[Dataset entries]

────────────────────

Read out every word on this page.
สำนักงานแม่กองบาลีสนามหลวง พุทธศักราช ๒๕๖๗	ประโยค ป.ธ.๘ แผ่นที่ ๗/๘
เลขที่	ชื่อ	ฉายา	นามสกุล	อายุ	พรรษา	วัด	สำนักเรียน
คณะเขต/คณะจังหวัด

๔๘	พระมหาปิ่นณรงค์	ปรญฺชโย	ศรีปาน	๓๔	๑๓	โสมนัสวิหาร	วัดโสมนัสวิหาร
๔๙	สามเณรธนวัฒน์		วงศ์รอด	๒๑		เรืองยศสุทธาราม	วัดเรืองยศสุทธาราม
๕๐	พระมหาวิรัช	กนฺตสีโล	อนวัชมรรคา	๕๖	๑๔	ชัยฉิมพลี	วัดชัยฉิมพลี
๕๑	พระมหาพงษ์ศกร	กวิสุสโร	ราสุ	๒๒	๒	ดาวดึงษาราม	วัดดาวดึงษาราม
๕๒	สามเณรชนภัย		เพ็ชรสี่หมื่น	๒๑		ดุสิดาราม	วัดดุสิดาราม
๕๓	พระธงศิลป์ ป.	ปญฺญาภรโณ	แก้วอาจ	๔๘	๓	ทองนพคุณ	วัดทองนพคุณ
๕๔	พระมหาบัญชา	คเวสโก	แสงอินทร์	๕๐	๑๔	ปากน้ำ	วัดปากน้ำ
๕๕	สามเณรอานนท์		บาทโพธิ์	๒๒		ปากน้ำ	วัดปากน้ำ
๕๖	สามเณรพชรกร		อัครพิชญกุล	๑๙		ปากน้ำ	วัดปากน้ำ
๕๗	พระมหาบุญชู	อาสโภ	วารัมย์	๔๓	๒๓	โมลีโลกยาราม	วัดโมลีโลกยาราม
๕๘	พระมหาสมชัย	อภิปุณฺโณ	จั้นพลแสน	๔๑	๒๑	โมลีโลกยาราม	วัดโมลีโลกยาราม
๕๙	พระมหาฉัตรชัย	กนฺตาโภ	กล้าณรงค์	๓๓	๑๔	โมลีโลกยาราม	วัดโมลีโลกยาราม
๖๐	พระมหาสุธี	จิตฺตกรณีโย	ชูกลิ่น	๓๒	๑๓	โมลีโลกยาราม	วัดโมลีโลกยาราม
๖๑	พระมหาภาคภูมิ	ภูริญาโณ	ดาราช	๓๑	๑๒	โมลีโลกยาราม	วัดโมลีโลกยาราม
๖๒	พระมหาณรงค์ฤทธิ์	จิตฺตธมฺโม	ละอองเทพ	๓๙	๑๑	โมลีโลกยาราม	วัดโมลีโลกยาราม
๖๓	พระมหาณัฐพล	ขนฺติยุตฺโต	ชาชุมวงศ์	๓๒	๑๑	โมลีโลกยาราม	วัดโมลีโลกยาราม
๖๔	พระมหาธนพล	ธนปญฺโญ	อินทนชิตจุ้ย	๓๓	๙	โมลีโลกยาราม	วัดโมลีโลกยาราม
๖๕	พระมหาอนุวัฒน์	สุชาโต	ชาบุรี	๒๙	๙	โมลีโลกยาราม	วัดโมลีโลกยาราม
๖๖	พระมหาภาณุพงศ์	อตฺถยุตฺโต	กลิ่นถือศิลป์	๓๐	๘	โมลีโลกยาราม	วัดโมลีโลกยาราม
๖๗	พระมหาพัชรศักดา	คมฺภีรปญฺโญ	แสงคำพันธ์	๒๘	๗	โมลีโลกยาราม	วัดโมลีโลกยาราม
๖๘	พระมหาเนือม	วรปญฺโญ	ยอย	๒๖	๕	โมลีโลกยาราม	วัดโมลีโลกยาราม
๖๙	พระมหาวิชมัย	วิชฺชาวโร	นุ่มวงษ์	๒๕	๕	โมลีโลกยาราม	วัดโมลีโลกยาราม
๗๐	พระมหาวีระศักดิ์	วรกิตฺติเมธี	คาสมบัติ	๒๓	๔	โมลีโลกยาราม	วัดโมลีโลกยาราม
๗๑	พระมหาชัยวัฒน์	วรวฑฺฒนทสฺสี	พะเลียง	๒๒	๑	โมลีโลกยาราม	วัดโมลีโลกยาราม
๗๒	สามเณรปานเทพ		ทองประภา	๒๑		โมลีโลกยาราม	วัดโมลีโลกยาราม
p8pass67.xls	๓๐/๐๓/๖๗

────────────────────

EXERCISE DETAILS — Filter lines by "ปากน" and return each hit.

THE COMPLETED TASK —
๕๔	พระมหาบัญชา	คเวสโก	แสงอินทร์	๕๐	๑๔	ปากน้ำ	วัดปากน้ำ
๕๕	สามเณรอานนท์		บาทโพธิ์	๒๒		ปากน้ำ	วัดปากน้ำ
๕๖	สามเณรพชรกร		อัครพิชญกุล	๑๙		ปากน้ำ	วัดปากน้ำ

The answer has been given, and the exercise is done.